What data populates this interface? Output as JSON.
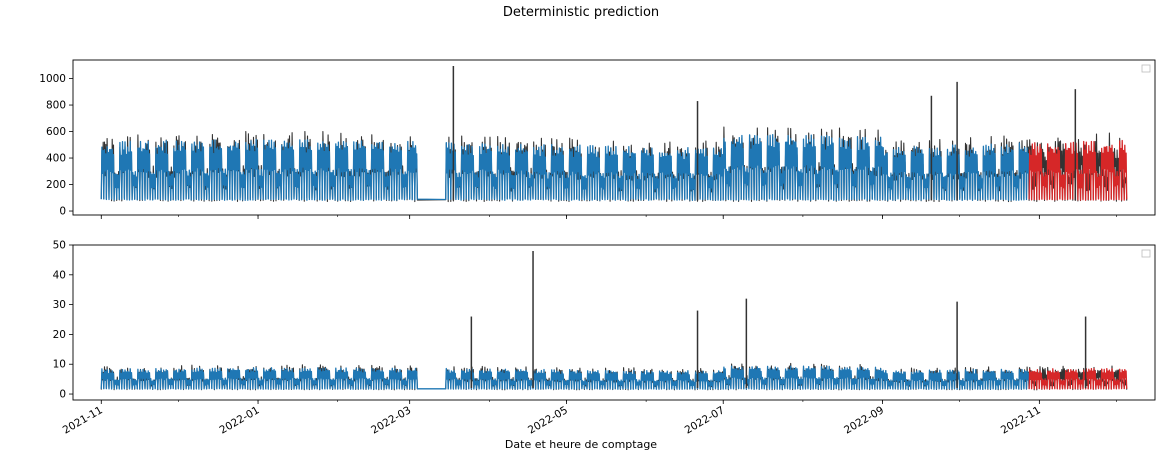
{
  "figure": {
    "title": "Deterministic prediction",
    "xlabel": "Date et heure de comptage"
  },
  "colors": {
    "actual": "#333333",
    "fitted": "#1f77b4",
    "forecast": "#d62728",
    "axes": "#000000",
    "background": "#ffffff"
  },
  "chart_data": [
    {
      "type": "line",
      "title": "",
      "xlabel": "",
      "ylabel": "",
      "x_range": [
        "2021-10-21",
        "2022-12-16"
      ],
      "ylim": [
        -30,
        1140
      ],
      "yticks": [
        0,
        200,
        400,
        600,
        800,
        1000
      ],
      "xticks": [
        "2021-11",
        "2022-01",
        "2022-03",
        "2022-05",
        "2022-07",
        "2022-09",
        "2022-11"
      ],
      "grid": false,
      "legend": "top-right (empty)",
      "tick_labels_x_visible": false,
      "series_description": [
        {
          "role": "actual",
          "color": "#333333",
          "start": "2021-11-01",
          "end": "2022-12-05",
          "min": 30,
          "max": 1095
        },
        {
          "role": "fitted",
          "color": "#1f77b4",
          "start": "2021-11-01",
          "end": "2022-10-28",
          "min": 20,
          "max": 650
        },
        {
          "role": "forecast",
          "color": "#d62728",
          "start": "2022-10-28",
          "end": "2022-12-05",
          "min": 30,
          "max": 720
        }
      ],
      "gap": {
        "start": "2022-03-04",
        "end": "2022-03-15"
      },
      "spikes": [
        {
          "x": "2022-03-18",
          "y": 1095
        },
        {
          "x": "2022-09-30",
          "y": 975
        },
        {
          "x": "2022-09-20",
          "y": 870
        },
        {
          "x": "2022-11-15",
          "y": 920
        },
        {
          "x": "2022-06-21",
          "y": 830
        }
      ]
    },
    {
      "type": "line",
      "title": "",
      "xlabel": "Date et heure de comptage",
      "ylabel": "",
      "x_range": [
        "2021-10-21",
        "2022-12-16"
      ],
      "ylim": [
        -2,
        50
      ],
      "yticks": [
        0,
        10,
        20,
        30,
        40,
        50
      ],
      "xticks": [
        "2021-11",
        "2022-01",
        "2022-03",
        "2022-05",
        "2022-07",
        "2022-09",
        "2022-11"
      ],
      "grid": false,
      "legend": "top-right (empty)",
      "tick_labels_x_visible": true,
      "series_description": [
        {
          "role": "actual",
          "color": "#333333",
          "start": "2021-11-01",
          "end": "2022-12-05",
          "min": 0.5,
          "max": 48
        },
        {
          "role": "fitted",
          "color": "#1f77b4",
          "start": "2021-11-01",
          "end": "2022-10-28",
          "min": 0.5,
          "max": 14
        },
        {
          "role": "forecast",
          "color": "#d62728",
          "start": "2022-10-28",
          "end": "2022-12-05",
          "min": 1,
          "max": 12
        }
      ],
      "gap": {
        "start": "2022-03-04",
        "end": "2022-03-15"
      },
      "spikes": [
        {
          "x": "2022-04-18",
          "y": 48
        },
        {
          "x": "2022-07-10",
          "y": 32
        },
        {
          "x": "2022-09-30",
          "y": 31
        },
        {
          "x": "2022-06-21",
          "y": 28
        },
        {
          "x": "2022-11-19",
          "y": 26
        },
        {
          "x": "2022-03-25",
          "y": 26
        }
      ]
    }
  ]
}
___
_The exercise_.
Omit every picture, then reproduce the rest of the listing exactly.

_Answer to this exercise_.
What data populates this interface? Output as JSON.
{
  "figure": {
    "title": "Deterministic prediction",
    "xlabel": "Date et heure de comptage"
  },
  "colors": {
    "actual": "#333333",
    "fitted": "#1f77b4",
    "forecast": "#d62728",
    "axes": "#000000",
    "background": "#ffffff"
  },
  "chart_data": [
    {
      "type": "line",
      "title": "",
      "xlabel": "",
      "ylabel": "",
      "x_range": [
        "2021-10-21",
        "2022-12-16"
      ],
      "ylim": [
        -30,
        1140
      ],
      "yticks": [
        0,
        200,
        400,
        600,
        800,
        1000
      ],
      "xticks": [
        "2021-11",
        "2022-01",
        "2022-03",
        "2022-05",
        "2022-07",
        "2022-09",
        "2022-11"
      ],
      "grid": false,
      "legend": "top-right (empty)",
      "tick_labels_x_visible": false,
      "series_description": [
        {
          "role": "actual",
          "color": "#333333",
          "start": "2021-11-01",
          "end": "2022-12-05",
          "min": 30,
          "max": 1095
        },
        {
          "role": "fitted",
          "color": "#1f77b4",
          "start": "2021-11-01",
          "end": "2022-10-28",
          "min": 20,
          "max": 650
        },
        {
          "role": "forecast",
          "color": "#d62728",
          "start": "2022-10-28",
          "end": "2022-12-05",
          "min": 30,
          "max": 720
        }
      ],
      "gap": {
        "start": "2022-03-04",
        "end": "2022-03-15"
      },
      "spikes": [
        {
          "x": "2022-03-18",
          "y": 1095
        },
        {
          "x": "2022-09-30",
          "y": 975
        },
        {
          "x": "2022-09-20",
          "y": 870
        },
        {
          "x": "2022-11-15",
          "y": 920
        },
        {
          "x": "2022-06-21",
          "y": 830
        }
      ]
    },
    {
      "type": "line",
      "title": "",
      "xlabel": "Date et heure de comptage",
      "ylabel": "",
      "x_range": [
        "2021-10-21",
        "2022-12-16"
      ],
      "ylim": [
        -2,
        50
      ],
      "yticks": [
        0,
        10,
        20,
        30,
        40,
        50
      ],
      "xticks": [
        "2021-11",
        "2022-01",
        "2022-03",
        "2022-05",
        "2022-07",
        "2022-09",
        "2022-11"
      ],
      "grid": false,
      "legend": "top-right (empty)",
      "tick_labels_x_visible": true,
      "series_description": [
        {
          "role": "actual",
          "color": "#333333",
          "start": "2021-11-01",
          "end": "2022-12-05",
          "min": 0.5,
          "max": 48
        },
        {
          "role": "fitted",
          "color": "#1f77b4",
          "start": "2021-11-01",
          "end": "2022-10-28",
          "min": 0.5,
          "max": 14
        },
        {
          "role": "forecast",
          "color": "#d62728",
          "start": "2022-10-28",
          "end": "2022-12-05",
          "min": 1,
          "max": 12
        }
      ],
      "gap": {
        "start": "2022-03-04",
        "end": "2022-03-15"
      },
      "spikes": [
        {
          "x": "2022-04-18",
          "y": 48
        },
        {
          "x": "2022-07-10",
          "y": 32
        },
        {
          "x": "2022-09-30",
          "y": 31
        },
        {
          "x": "2022-06-21",
          "y": 28
        },
        {
          "x": "2022-11-19",
          "y": 26
        },
        {
          "x": "2022-03-25",
          "y": 26
        }
      ]
    }
  ]
}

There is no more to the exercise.